_WHAT IS REQUIRED_
Find the lines containing the word "Output" and copy every one of them.

Data tied to figure images:
━━━━━━━━━━━━━━━━━━━━
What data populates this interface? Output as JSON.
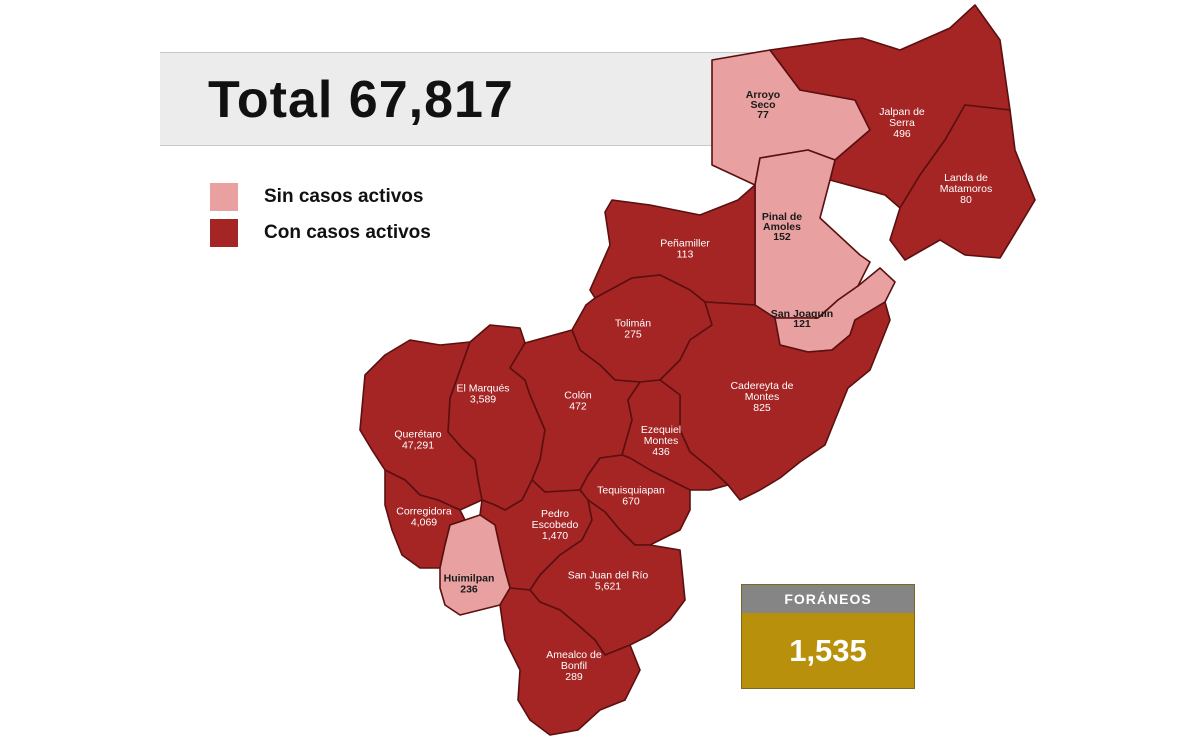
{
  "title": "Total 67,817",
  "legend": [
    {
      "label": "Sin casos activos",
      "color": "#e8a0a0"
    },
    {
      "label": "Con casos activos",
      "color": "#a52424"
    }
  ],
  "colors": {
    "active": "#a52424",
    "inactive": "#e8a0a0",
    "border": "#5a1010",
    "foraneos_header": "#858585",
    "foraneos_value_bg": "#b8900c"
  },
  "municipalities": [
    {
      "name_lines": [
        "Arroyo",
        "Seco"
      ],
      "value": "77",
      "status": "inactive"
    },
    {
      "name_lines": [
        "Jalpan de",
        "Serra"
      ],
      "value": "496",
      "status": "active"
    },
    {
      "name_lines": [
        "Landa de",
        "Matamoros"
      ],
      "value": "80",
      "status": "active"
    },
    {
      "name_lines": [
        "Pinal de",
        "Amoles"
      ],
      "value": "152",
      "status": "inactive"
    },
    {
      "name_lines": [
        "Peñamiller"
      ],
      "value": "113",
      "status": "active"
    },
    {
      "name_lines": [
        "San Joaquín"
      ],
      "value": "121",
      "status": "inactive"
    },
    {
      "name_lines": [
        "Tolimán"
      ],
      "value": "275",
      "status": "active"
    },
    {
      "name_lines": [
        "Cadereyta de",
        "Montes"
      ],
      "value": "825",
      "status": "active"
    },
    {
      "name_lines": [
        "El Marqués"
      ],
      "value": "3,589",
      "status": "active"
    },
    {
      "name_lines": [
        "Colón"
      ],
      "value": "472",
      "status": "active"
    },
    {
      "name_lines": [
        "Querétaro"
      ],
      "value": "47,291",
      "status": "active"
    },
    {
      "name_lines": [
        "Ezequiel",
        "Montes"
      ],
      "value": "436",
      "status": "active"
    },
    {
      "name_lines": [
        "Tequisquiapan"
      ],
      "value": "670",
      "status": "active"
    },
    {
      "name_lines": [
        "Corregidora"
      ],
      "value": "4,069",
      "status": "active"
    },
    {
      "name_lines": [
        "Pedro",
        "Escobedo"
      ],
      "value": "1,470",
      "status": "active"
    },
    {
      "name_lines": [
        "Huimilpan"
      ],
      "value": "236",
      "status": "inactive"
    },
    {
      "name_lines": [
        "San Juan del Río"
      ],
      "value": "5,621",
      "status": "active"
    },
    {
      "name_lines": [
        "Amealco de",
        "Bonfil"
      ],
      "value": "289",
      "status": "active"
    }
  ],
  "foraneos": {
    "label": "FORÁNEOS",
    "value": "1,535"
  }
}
━━━━━━━━━━━━━━━━━━━━
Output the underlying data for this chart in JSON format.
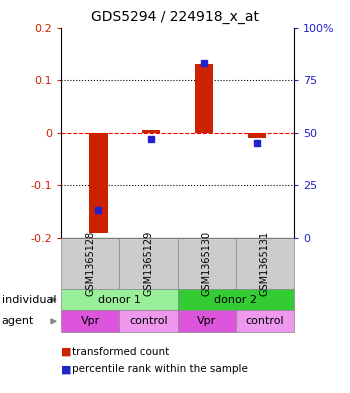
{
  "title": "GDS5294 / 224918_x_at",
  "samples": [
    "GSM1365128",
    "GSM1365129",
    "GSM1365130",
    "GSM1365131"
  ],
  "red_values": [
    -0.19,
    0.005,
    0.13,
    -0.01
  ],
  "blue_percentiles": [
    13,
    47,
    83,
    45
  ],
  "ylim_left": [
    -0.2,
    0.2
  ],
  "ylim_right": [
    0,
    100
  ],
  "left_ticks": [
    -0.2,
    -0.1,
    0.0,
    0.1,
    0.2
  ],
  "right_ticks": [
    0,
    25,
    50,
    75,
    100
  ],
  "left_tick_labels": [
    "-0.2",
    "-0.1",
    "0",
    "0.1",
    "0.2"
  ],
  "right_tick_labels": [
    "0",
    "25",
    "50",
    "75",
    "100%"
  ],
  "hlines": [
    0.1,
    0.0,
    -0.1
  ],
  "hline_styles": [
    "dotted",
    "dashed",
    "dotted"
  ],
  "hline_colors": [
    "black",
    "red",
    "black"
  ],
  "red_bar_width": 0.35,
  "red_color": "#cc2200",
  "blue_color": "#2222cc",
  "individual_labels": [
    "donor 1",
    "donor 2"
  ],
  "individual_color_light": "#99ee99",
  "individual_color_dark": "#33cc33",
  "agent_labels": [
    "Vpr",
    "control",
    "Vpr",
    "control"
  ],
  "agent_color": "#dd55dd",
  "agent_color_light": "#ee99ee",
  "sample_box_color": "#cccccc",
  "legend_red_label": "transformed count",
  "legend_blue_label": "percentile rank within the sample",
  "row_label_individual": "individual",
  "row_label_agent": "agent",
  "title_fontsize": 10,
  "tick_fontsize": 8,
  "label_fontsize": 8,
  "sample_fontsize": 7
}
━━━━━━━━━━━━━━━━━━━━
_REPLY_
What data populates this interface? Output as JSON.
Output the underlying data for this chart in JSON format.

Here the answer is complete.